* _TO DO_:
For each line below that contains the string "food", copy that line.

[Stored records]

----------

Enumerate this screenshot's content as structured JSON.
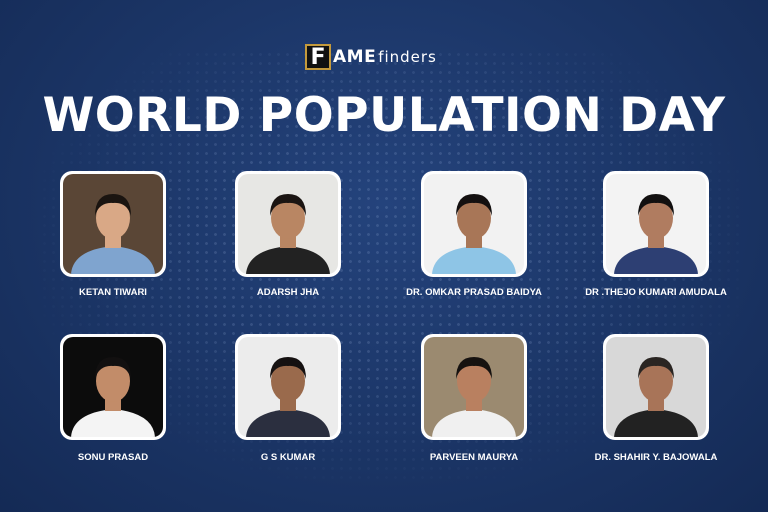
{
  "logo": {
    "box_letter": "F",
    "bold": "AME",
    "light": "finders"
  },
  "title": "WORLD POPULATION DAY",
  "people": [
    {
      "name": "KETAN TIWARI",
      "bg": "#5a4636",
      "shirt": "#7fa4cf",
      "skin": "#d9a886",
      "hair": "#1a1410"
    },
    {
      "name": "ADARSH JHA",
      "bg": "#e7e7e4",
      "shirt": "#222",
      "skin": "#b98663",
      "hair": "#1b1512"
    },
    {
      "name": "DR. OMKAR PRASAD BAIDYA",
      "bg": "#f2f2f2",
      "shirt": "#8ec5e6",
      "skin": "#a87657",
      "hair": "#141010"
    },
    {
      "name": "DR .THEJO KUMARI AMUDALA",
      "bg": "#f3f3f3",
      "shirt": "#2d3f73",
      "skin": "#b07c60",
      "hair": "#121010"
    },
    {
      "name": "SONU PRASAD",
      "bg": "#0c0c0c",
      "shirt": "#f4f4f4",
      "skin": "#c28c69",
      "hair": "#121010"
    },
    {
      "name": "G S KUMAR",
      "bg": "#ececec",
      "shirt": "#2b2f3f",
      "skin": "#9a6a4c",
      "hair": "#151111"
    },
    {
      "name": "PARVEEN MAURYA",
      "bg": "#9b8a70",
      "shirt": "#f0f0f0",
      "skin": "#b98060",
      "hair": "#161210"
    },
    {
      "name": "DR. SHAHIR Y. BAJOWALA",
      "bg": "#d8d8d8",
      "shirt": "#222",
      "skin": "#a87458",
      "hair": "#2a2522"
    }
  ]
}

----------

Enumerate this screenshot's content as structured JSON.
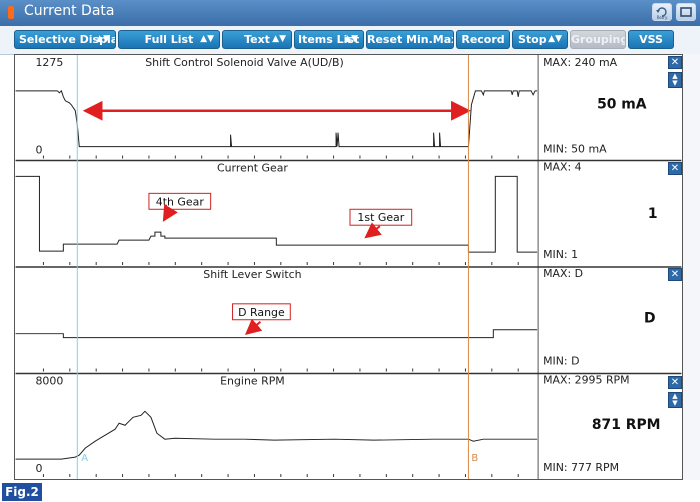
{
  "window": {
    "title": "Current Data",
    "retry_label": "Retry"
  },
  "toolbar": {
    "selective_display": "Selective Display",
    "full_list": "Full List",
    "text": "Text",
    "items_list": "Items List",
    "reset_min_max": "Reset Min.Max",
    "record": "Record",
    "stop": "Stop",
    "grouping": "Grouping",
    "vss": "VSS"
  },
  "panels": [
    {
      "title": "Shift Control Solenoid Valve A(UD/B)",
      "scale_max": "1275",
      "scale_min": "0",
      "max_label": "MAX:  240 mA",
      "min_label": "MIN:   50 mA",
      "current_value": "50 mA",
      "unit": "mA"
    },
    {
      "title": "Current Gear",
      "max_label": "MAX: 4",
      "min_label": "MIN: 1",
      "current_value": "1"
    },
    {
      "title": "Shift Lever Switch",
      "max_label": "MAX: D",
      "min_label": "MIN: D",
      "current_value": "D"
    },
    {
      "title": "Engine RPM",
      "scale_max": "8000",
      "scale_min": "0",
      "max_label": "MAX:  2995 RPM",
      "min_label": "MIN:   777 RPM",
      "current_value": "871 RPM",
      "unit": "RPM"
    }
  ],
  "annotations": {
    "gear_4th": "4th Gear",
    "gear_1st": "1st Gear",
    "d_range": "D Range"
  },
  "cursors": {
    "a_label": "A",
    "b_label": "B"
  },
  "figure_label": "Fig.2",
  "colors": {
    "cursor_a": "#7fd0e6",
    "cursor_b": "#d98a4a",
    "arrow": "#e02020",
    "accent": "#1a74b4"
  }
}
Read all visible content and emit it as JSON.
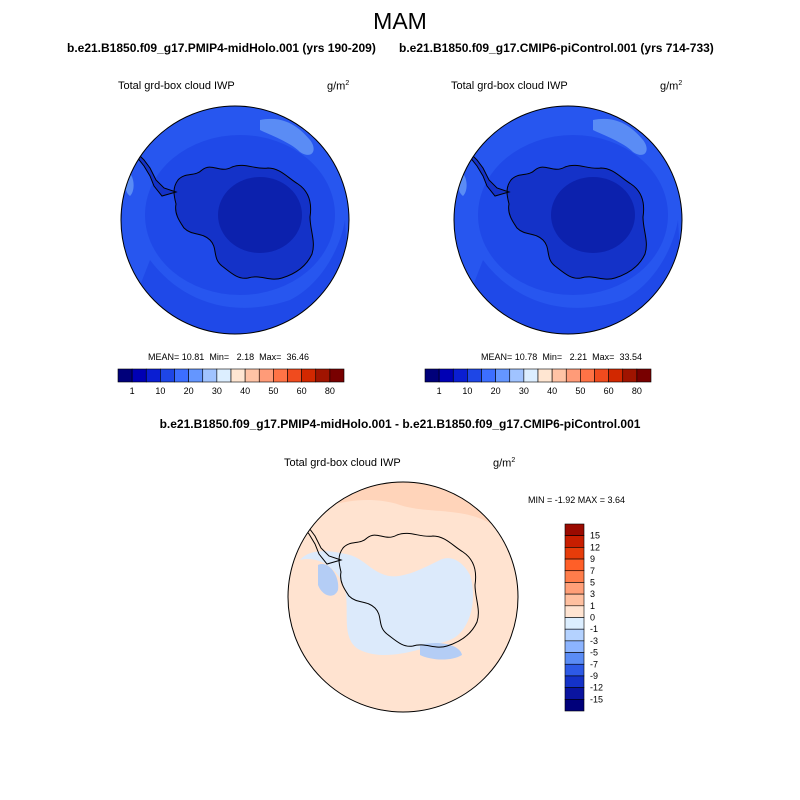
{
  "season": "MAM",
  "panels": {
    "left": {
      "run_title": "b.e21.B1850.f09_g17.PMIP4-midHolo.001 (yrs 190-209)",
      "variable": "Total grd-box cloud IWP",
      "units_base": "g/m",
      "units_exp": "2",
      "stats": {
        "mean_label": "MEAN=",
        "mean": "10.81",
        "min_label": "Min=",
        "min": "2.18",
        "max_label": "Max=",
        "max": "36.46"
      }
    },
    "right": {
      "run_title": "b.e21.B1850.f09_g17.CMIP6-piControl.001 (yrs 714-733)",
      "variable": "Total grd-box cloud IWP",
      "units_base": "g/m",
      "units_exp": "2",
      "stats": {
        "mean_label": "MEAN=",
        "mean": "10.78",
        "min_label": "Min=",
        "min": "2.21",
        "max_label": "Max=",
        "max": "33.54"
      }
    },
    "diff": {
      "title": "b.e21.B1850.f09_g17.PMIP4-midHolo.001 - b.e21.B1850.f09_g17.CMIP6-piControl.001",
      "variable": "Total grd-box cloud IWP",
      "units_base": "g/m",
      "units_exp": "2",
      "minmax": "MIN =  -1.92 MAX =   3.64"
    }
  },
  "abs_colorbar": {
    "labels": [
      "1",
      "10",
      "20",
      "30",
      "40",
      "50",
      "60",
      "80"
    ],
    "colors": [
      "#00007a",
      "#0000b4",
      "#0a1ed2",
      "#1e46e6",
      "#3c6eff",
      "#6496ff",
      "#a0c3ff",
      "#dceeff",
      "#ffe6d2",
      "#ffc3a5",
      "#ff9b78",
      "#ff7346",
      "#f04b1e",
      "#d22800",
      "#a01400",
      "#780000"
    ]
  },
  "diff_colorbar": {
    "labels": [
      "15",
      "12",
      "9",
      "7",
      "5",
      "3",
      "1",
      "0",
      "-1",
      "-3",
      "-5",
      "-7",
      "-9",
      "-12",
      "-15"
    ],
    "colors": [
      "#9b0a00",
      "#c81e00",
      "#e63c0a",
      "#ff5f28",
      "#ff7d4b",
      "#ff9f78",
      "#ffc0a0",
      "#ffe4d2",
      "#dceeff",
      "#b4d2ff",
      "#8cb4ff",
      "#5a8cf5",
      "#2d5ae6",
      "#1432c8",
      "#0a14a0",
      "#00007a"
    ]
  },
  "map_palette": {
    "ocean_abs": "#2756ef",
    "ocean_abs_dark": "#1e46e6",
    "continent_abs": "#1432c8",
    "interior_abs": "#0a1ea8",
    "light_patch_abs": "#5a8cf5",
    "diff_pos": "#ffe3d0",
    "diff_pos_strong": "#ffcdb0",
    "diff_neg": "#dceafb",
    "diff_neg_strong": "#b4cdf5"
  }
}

----------

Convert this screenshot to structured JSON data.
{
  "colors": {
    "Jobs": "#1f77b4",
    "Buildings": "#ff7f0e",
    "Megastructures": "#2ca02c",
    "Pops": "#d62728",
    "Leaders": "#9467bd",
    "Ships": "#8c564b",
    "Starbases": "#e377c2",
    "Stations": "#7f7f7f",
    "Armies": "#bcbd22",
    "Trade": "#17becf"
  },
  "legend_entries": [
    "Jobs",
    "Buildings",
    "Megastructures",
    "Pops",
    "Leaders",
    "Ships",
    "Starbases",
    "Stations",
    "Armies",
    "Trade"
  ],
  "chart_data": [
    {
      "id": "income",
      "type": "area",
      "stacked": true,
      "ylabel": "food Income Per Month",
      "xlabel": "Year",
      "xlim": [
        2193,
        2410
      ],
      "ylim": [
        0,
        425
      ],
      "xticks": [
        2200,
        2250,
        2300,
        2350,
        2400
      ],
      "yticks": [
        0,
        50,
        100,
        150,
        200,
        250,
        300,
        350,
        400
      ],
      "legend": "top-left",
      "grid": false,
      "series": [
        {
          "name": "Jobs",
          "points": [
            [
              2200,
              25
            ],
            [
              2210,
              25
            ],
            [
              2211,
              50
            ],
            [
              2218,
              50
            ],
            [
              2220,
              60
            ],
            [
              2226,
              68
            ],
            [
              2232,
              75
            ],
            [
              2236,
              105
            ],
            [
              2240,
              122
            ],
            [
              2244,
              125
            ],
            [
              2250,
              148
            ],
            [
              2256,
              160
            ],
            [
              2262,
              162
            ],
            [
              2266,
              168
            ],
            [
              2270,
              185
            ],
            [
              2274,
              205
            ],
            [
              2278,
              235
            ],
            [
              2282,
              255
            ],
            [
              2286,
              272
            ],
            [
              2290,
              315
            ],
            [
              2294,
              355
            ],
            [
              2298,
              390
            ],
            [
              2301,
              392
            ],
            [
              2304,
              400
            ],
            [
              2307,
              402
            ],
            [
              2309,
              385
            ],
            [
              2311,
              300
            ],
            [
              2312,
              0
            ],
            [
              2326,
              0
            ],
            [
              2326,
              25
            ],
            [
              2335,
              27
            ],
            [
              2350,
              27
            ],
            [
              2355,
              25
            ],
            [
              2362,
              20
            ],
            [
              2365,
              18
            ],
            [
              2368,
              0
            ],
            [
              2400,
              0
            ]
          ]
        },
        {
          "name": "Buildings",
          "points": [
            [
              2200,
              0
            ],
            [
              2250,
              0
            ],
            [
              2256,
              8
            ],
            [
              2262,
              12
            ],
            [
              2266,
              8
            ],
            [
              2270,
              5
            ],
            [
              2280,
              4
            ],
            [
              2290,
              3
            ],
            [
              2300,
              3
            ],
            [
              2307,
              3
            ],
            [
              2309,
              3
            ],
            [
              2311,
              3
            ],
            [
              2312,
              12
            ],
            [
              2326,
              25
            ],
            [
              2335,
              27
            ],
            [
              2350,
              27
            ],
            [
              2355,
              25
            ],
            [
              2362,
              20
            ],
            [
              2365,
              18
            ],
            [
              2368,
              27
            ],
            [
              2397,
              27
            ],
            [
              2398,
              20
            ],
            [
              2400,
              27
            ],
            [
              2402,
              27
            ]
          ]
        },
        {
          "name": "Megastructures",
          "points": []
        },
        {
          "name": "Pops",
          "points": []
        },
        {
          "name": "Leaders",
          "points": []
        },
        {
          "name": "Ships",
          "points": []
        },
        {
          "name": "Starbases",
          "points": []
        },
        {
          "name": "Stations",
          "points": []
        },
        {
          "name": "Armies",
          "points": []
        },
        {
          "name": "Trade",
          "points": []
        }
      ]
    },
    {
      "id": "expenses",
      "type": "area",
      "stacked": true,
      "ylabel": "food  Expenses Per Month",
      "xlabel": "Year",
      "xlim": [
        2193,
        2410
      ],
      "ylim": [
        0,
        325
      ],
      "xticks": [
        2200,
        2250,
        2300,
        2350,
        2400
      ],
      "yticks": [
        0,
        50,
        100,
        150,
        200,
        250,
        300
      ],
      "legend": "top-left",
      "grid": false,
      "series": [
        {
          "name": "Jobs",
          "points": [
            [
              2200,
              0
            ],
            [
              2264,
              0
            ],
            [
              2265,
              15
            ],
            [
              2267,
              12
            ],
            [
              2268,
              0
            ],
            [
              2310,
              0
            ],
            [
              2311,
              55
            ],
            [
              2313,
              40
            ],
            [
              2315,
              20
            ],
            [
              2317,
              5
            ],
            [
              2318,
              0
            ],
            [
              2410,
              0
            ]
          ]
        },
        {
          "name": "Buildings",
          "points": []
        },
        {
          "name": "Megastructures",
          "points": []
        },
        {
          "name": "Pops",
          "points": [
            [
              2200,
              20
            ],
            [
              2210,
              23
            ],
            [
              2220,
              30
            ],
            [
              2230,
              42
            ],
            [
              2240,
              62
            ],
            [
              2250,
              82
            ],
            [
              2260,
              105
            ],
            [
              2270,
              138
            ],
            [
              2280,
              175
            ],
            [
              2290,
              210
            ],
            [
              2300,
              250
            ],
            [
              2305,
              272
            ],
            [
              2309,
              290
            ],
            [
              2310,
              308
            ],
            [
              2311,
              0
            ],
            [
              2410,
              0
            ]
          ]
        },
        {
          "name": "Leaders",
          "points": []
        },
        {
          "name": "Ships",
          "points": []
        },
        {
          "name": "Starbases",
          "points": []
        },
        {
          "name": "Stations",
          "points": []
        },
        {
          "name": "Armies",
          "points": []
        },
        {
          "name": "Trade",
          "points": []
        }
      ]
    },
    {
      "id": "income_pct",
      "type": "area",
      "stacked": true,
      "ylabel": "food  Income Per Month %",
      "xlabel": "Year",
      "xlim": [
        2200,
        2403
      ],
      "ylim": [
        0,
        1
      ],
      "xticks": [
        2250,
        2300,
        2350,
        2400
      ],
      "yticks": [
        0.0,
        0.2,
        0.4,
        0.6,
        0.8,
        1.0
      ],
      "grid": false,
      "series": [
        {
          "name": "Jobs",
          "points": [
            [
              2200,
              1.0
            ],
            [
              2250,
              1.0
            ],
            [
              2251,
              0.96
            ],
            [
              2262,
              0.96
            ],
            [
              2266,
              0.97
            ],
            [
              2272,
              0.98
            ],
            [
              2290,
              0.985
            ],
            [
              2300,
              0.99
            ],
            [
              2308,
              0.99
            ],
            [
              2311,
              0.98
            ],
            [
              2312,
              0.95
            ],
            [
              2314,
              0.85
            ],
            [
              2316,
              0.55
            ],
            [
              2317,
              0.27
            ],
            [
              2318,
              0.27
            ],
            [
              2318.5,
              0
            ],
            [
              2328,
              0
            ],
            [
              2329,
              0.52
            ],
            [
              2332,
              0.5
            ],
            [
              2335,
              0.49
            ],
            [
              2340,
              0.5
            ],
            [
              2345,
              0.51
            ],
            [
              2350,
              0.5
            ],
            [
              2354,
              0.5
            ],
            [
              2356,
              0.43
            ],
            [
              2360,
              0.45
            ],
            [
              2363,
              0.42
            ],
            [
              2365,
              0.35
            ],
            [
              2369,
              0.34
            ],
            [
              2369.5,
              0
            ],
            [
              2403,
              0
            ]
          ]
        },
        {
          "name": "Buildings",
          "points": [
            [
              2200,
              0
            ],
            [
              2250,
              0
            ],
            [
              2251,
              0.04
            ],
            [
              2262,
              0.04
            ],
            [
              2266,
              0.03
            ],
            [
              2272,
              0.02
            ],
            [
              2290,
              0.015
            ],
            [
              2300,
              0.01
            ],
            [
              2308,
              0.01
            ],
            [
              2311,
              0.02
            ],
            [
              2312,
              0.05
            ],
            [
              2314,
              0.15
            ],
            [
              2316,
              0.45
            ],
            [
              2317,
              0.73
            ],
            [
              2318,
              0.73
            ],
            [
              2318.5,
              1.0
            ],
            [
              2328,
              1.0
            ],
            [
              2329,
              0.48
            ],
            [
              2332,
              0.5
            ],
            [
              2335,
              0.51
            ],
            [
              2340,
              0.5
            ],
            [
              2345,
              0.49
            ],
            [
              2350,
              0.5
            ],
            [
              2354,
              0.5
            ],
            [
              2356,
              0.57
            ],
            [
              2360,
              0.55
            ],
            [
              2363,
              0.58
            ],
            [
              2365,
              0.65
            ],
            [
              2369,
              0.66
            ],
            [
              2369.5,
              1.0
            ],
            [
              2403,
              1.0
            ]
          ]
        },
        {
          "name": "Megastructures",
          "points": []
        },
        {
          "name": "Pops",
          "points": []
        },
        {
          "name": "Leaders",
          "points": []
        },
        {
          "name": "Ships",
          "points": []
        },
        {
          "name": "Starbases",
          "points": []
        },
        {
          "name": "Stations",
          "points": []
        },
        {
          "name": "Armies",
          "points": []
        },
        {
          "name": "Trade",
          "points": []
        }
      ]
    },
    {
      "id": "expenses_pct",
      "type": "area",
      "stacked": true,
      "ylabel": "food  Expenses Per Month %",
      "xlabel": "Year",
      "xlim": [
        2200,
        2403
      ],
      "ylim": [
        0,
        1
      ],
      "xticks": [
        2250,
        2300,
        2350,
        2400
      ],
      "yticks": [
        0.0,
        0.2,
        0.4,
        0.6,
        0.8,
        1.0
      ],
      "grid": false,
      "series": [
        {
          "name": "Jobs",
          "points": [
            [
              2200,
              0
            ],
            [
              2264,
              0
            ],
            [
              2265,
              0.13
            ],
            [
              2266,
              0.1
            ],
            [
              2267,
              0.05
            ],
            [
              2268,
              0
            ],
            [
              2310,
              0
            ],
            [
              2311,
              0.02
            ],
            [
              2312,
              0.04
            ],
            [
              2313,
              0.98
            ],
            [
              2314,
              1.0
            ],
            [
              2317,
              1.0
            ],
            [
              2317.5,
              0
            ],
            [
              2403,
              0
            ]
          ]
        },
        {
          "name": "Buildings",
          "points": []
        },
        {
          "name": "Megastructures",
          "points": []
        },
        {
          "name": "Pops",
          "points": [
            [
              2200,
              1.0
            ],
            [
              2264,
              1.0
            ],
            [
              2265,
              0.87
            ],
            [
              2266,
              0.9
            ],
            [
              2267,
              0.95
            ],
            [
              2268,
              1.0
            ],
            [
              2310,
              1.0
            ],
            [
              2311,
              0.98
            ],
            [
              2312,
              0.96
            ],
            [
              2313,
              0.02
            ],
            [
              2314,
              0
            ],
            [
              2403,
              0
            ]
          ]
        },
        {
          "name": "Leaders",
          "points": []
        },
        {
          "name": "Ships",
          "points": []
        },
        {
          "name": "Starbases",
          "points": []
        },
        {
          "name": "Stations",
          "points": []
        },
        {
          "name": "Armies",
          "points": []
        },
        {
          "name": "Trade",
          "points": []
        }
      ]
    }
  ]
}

----------

* _EXPECTED ANSWER_:
      "ylabel": "food Income Per Month",
      "ylabel": "food  Expenses Per Month",
      "ylabel": "food  Income Per Month %",
      "ylabel": "food  Expenses Per Month %",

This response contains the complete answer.